■ GIVEN REQUEST:
Please output the records below in full, exactly as given, but without the images.

_ _ _ _

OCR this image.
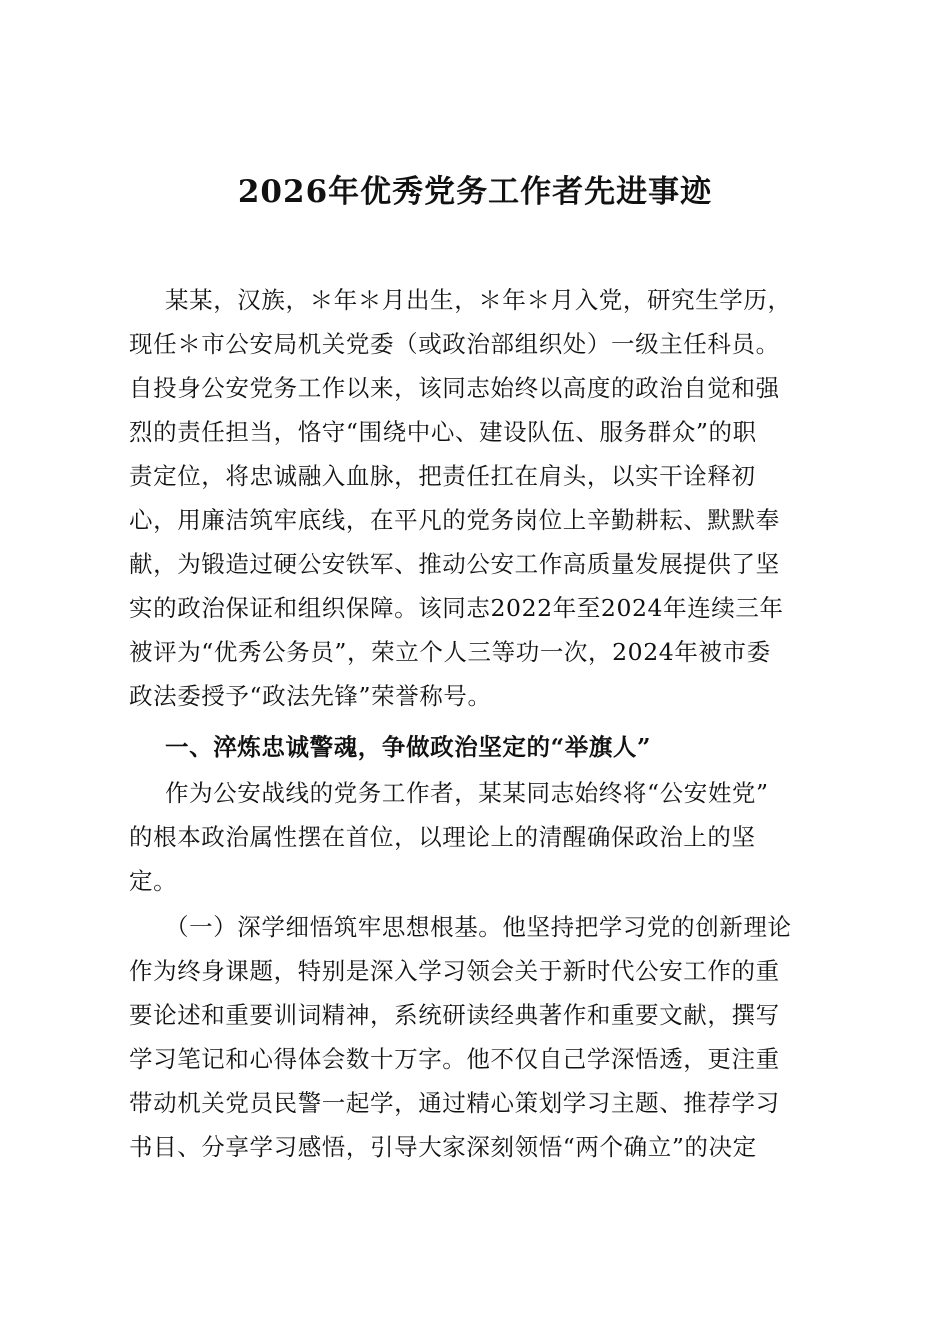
2026年优秀党务工作者先进事迹
某某，汉族，＊年＊月出生，＊年＊月入党，研究生学历，
现任＊市公安局机关党委（或政治部组织处）一级主任科员。
自投身公安党务工作以来，该同志始终以高度的政治自觉和强
烈的责任担当，恪守“围绕中心、建设队伍、服务群众”的职
责定位，将忠诚融入血脉，把责任扛在肩头，以实干诠释初
心，用廉洁筑牢底线，在平凡的党务岗位上辛勤耕耘、默默奉
献，为锻造过硬公安铁军、推动公安工作高质量发展提供了坚
实的政治保证和组织保障。该同志2022年至2024年连续三年
被评为“优秀公务员”，荣立个人三等功一次，2024年被市委
政法委授予“政法先锋”荣誉称号。
一、淬炼忠诚警魂，争做政治坚定的“举旗人”
作为公安战线的党务工作者，某某同志始终将“公安姓党”
的根本政治属性摆在首位，以理论上的清醒确保政治上的坚
定。
（一）深学细悟筑牢思想根基。他坚持把学习党的创新理论
作为终身课题，特别是深入学习领会关于新时代公安工作的重
要论述和重要训词精神，系统研读经典著作和重要文献，撰写
学习笔记和心得体会数十万字。他不仅自己学深悟透，更注重
带动机关党员民警一起学，通过精心策划学习主题、推荐学习
书目、分享学习感悟，引导大家深刻领悟“两个确立”的决定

_ _ _ _

■ SOLUTION TO THE EXERCISE:
OCR this image.
2026年优秀党务工作者先进事迹
某某，汉族，＊年＊月出生，＊年＊月入党，研究生学历，
现任＊市公安局机关党委（或政治部组织处）一级主任科员。
自投身公安党务工作以来，该同志始终以高度的政治自觉和强
烈的责任担当，恪守“围绕中心、建设队伍、服务群众”的职
责定位，将忠诚融入血脉，把责任扛在肩头，以实干诠释初
心，用廉洁筑牢底线，在平凡的党务岗位上辛勤耕耘、默默奉
献，为锻造过硬公安铁军、推动公安工作高质量发展提供了坚
实的政治保证和组织保障。该同志2022年至2024年连续三年
被评为“优秀公务员”，荣立个人三等功一次，2024年被市委
政法委授予“政法先锋”荣誉称号。
一、淬炼忠诚警魂，争做政治坚定的“举旗人”
作为公安战线的党务工作者，某某同志始终将“公安姓党”
的根本政治属性摆在首位，以理论上的清醒确保政治上的坚
定。
（一）深学细悟筑牢思想根基。他坚持把学习党的创新理论
作为终身课题，特别是深入学习领会关于新时代公安工作的重
要论述和重要训词精神，系统研读经典著作和重要文献，撰写
学习笔记和心得体会数十万字。他不仅自己学深悟透，更注重
带动机关党员民警一起学，通过精心策划学习主题、推荐学习
书目、分享学习感悟，引导大家深刻领悟“两个确立”的决定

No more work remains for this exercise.